▸ Input for this task:
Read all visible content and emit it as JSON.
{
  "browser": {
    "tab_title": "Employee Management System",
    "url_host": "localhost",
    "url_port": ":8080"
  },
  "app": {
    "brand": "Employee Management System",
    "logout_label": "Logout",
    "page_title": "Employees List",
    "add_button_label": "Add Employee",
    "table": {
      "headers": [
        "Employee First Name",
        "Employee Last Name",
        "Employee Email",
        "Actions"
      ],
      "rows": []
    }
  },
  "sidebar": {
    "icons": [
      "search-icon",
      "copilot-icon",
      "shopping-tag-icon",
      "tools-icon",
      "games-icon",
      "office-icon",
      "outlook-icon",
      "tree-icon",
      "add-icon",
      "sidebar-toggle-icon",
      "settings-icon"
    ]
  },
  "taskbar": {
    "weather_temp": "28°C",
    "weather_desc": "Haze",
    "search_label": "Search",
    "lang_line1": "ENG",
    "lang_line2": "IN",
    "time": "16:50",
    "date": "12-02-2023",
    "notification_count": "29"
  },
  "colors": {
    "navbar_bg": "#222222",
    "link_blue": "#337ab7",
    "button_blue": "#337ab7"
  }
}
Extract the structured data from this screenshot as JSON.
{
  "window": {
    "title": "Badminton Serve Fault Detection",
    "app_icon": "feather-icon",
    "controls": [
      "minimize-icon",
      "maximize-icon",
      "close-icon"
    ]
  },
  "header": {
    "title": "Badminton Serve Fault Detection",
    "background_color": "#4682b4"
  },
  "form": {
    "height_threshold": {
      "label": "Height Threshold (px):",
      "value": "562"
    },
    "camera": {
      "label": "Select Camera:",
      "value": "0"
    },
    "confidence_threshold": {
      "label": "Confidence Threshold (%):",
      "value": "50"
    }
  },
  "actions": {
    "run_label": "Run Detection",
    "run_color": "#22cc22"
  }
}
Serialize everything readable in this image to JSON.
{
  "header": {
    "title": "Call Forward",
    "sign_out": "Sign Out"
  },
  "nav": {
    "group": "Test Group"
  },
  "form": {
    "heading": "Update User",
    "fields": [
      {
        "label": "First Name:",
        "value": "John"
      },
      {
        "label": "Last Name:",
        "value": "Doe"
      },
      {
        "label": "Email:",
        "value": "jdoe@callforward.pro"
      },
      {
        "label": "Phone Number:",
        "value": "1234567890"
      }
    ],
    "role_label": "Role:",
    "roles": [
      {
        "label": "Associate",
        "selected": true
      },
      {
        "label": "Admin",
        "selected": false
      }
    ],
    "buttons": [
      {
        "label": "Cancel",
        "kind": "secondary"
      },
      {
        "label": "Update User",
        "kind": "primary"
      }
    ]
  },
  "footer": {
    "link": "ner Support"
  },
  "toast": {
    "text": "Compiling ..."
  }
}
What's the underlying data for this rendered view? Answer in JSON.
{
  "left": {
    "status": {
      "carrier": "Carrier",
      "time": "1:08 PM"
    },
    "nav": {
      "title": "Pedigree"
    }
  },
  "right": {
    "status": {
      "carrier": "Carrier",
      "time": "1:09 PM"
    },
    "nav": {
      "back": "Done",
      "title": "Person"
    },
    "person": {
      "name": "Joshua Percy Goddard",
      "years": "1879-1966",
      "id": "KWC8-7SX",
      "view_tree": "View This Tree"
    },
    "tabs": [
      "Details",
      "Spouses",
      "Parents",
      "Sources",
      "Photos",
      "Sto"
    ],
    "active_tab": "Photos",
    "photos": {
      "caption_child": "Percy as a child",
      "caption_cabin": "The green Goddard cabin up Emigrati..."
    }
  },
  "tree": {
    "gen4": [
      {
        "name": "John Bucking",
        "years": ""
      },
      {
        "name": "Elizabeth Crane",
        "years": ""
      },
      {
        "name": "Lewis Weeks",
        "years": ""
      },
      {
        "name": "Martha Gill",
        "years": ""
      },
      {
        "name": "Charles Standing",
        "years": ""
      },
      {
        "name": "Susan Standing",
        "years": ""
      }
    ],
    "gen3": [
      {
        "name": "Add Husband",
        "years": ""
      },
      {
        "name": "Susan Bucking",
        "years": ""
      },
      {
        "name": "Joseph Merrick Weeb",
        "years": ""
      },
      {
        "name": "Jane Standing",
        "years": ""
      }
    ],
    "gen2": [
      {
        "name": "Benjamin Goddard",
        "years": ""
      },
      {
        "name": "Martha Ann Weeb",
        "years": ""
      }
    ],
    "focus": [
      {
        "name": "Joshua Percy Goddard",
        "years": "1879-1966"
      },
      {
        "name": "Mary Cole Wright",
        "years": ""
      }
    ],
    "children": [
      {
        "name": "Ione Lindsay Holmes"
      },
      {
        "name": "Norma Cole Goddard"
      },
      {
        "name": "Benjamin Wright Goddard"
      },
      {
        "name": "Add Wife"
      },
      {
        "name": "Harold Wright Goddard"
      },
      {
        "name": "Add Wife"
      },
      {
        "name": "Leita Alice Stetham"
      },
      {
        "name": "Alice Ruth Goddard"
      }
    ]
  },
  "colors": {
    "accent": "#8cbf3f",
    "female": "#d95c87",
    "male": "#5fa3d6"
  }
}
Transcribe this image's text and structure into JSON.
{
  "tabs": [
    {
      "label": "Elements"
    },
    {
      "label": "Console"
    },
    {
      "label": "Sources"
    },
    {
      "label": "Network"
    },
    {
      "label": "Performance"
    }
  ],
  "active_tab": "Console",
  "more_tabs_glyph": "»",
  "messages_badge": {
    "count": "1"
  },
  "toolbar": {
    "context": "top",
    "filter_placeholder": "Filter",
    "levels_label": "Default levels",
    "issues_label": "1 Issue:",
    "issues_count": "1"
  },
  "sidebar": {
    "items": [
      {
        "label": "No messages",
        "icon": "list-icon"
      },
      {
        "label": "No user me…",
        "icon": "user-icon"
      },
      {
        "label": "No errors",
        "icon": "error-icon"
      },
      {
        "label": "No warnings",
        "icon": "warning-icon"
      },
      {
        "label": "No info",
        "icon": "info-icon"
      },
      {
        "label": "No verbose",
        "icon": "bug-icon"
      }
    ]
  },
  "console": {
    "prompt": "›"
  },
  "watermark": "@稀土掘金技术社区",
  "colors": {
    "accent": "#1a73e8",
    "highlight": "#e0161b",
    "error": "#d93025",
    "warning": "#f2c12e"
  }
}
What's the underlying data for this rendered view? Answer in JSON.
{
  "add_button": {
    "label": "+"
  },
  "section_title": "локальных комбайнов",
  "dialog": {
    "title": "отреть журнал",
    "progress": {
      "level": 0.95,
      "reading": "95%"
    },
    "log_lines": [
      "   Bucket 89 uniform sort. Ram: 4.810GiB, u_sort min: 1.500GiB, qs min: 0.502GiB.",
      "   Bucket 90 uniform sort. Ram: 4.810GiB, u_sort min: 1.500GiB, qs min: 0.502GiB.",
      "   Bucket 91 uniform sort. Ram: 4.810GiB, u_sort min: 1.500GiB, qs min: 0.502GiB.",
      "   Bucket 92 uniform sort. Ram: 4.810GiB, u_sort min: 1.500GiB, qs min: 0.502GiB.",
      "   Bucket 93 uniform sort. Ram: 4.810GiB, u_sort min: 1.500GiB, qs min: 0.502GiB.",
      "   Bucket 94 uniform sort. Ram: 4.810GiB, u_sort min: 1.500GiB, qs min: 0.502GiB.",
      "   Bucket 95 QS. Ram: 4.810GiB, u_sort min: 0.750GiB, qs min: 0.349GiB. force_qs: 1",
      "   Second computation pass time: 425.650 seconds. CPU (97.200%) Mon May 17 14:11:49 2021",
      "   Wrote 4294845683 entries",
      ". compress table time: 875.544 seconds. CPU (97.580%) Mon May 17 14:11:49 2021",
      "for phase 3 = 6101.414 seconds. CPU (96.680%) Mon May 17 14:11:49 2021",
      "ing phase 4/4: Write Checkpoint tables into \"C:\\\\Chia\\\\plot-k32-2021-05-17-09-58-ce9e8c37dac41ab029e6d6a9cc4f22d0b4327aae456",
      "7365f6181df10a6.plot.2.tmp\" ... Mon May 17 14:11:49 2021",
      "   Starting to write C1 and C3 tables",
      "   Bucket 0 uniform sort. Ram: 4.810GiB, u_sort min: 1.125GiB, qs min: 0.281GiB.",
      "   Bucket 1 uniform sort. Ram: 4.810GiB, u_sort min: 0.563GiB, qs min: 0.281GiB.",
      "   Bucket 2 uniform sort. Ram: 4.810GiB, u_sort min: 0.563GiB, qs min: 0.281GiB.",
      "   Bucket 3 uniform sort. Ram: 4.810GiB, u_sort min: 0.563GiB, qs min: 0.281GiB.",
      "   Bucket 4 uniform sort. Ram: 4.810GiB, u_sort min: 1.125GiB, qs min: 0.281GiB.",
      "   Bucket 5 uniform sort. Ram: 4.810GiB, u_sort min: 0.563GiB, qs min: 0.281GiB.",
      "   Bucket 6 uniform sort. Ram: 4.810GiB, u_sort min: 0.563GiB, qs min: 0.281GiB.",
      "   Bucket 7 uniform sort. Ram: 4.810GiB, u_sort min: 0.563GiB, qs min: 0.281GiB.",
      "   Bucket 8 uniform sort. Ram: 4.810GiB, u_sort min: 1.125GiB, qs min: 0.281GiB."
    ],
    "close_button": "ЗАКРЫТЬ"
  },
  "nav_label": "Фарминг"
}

▸ What is needed: The word "Cole" may occur in lines of the records. Report how many such lines there are, giving only the number.

▸ Final result: 2